What is required:
Find and return each line containing "thức".

— start Supplied material —

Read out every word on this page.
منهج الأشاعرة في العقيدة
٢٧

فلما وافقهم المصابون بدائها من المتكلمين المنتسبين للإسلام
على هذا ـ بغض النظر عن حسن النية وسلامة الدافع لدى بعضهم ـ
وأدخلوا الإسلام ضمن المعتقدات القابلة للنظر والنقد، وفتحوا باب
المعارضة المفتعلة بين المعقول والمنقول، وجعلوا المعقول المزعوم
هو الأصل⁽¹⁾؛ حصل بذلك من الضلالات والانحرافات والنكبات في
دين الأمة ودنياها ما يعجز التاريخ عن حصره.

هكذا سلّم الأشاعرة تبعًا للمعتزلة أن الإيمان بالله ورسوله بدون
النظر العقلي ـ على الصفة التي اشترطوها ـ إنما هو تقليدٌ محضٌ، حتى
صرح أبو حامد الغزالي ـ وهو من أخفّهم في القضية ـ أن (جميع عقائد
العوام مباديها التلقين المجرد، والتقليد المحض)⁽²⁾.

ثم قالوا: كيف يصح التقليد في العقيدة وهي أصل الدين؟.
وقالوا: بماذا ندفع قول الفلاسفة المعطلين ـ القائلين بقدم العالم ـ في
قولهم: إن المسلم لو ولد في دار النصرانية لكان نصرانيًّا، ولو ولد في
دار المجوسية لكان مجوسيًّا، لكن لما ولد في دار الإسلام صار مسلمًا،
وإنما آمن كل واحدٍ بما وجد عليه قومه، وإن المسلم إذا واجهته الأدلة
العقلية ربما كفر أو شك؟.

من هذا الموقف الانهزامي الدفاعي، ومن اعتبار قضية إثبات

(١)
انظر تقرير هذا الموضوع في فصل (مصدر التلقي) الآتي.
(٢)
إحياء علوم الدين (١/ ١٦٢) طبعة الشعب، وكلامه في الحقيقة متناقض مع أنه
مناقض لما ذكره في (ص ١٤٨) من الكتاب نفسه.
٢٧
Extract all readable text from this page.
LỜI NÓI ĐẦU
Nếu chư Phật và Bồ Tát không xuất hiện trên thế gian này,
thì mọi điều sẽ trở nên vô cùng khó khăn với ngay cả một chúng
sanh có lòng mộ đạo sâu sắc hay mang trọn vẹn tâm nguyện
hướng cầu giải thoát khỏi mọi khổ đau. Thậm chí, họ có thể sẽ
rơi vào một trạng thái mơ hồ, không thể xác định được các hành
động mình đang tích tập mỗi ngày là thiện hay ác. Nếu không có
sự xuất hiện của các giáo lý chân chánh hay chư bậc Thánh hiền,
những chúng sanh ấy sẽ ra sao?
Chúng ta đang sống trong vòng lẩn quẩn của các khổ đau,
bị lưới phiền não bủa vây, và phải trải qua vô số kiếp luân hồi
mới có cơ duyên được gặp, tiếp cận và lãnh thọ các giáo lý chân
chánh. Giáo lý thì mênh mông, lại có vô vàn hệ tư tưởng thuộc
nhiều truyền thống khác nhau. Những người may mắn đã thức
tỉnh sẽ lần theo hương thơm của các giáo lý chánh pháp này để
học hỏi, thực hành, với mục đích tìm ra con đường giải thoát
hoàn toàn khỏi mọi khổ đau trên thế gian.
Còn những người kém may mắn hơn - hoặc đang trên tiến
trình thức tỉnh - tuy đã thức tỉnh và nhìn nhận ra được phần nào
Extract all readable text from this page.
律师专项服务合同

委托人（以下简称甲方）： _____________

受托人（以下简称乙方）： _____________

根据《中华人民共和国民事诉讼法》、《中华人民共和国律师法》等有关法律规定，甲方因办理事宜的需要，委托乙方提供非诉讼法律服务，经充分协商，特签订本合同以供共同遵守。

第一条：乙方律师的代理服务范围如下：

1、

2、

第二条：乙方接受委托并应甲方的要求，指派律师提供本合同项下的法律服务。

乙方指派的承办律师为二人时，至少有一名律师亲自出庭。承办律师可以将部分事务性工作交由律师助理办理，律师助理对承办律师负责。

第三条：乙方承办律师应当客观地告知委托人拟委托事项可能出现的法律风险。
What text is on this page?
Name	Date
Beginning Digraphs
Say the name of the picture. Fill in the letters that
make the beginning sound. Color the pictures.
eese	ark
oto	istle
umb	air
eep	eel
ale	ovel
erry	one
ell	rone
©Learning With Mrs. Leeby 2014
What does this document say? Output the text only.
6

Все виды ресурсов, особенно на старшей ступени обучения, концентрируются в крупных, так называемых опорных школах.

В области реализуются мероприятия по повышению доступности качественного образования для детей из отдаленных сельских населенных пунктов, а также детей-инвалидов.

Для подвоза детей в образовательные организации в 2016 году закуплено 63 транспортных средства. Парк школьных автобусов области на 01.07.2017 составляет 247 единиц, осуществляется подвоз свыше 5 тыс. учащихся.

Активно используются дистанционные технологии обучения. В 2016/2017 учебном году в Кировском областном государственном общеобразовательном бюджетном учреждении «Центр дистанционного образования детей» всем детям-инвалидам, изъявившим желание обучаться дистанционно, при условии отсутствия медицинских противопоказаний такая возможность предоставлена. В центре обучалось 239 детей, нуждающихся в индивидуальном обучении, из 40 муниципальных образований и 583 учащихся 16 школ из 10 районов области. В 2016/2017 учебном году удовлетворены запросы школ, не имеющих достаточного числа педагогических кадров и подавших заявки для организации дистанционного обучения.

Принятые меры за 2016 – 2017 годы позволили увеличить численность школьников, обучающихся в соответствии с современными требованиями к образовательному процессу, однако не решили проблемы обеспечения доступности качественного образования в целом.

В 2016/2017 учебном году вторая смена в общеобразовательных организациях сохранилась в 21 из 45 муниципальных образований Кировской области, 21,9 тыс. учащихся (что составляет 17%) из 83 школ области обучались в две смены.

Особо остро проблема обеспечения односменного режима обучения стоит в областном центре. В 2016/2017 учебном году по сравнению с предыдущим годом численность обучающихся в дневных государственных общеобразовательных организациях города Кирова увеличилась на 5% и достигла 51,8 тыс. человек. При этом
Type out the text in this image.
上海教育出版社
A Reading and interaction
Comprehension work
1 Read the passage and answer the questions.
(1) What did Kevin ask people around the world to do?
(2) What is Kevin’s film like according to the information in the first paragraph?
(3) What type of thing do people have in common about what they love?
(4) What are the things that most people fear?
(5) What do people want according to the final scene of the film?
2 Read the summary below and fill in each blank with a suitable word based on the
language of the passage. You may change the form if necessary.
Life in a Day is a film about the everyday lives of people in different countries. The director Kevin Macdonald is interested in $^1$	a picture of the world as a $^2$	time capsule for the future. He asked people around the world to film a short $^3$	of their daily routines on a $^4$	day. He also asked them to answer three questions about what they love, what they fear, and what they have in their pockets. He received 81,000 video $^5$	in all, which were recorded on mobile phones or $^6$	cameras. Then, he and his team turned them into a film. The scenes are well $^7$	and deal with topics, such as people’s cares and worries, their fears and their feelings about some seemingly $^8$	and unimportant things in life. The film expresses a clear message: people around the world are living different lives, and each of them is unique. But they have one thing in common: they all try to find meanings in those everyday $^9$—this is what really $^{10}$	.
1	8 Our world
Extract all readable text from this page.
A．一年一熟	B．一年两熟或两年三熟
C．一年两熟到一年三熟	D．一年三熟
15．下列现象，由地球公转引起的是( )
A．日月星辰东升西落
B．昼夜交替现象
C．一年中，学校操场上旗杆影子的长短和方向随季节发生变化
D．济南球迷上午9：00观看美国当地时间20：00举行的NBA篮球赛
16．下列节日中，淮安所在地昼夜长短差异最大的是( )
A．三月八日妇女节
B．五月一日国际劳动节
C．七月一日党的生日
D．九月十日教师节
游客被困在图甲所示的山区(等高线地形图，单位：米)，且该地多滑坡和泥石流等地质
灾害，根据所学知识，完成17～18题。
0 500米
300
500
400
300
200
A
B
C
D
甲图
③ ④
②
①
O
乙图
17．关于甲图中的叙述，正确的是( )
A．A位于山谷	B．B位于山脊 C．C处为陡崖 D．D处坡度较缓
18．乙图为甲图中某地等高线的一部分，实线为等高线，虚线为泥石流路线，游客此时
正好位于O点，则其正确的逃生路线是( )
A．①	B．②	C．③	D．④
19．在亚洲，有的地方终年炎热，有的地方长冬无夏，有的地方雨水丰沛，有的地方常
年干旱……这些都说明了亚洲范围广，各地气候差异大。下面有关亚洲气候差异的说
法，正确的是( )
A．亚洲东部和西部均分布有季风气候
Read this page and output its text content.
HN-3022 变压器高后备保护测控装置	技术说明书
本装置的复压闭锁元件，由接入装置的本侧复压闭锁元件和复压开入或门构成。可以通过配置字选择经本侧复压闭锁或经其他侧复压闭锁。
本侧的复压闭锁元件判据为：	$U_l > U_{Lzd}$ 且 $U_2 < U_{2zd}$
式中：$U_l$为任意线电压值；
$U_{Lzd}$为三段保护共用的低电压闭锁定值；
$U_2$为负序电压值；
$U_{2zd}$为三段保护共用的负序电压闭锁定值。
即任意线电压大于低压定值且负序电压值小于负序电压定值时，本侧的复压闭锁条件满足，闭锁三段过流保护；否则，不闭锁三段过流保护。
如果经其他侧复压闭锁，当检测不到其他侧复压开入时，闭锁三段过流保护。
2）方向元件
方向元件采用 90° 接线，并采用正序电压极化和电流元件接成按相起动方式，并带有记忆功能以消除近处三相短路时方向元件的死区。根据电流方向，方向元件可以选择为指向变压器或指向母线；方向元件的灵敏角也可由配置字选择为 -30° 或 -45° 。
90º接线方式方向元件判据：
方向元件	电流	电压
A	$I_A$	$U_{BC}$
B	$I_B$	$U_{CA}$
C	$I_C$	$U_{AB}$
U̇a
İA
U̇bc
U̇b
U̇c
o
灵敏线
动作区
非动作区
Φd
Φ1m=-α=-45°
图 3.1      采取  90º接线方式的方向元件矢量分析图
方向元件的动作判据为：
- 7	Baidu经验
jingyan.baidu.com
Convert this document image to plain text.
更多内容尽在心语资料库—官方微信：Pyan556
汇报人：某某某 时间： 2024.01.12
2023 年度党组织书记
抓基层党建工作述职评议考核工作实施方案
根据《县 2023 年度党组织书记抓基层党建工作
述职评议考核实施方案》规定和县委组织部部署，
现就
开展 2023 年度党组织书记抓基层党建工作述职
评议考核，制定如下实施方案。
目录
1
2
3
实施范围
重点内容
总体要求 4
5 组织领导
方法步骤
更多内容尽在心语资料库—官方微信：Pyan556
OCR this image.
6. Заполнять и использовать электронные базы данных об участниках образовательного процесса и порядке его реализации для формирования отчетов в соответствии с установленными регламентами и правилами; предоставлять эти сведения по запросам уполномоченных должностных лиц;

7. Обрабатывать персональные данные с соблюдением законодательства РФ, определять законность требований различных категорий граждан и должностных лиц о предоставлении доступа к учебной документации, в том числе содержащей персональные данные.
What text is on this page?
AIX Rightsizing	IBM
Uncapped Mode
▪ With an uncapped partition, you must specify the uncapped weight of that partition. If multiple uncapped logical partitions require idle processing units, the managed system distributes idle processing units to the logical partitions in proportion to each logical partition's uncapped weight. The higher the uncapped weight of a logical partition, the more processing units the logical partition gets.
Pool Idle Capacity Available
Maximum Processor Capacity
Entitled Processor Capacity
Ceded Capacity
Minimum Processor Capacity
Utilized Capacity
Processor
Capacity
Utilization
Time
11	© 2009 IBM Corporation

— end Supplied material —

Solution:
nhiều truyền thống khác nhau. Những người may mắn đã thức
trình thức tỉnh - tuy đã thức tỉnh và nhìn nhận ra được phần nào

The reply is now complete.